_Problem to solve_
The required output is the line that contains "Decode this image" plus every line after it in the listing below, copied exactly as it appears.

_Information supplied_
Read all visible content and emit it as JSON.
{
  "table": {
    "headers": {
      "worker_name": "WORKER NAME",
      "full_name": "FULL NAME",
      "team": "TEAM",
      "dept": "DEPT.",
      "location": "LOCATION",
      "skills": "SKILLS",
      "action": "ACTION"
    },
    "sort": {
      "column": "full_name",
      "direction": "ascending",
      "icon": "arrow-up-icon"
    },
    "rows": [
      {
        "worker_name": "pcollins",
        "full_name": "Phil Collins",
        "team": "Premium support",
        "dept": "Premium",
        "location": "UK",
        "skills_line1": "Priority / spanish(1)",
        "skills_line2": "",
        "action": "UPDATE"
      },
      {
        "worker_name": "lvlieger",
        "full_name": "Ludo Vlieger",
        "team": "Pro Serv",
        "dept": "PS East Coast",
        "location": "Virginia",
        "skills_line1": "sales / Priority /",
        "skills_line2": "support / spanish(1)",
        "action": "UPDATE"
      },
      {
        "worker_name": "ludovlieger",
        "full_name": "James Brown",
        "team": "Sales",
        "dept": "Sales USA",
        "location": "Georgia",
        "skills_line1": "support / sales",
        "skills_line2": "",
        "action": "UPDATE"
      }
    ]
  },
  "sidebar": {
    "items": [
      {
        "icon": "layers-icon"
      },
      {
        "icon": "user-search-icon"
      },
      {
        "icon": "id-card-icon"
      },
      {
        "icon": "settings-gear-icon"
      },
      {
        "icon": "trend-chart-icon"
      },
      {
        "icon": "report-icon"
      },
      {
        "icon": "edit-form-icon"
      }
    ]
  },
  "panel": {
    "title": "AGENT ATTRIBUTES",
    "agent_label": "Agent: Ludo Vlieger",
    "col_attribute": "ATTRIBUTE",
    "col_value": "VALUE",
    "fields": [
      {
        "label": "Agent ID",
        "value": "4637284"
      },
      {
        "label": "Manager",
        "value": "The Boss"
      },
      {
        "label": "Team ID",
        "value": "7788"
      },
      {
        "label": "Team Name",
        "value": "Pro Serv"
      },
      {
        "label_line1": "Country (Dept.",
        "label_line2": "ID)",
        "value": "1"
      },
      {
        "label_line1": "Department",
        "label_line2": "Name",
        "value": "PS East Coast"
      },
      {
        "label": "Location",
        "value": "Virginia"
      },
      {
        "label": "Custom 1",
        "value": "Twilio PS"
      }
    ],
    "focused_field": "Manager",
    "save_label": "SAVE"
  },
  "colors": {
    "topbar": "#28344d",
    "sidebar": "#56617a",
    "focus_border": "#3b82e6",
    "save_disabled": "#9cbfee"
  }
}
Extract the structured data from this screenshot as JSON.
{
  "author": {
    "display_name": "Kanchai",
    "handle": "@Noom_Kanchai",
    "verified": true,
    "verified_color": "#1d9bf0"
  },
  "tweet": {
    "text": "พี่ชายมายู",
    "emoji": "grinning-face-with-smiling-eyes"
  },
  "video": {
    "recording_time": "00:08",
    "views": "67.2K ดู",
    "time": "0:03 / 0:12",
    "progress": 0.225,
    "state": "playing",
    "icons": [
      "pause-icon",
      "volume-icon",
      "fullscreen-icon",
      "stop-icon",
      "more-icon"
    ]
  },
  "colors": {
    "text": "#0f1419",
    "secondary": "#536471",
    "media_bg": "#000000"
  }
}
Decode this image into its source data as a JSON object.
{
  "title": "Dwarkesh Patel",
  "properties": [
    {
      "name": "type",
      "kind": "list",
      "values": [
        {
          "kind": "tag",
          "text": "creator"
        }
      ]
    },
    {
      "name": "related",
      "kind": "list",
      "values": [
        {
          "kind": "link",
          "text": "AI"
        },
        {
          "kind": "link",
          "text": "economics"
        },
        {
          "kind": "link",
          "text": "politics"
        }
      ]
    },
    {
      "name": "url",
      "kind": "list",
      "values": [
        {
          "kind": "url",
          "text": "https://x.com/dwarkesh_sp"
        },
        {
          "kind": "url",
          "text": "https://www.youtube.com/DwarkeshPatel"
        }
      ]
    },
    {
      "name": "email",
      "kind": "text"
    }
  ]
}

_Answer for this exercise_
Decode this image into its source data as a JSON object.
{
  "title": "Dwarkesh Patel",
  "properties": [
    {
      "name": "type",
      "kind": "list",
      "values": [
        {
          "kind": "tag",
          "text": "creator"
        }
      ]
    },
    {
      "name": "related",
      "kind": "list",
      "values": [
        {
          "kind": "link",
          "text": "AI"
        },
        {
          "kind": "link",
          "text": "economics"
        },
        {
          "kind": "link",
          "text": "politics"
        }
      ]
    },
    {
      "name": "url",
      "kind": "list",
      "values": [
        {
          "kind": "url",
          "text": "https://x.com/dwarkesh_sp"
        },
        {
          "kind": "url",
          "text": "https://www.youtube.com/DwarkeshPatel"
        }
      ]
    },
    {
      "name": "email",
      "kind": "text"
    }
  ]
}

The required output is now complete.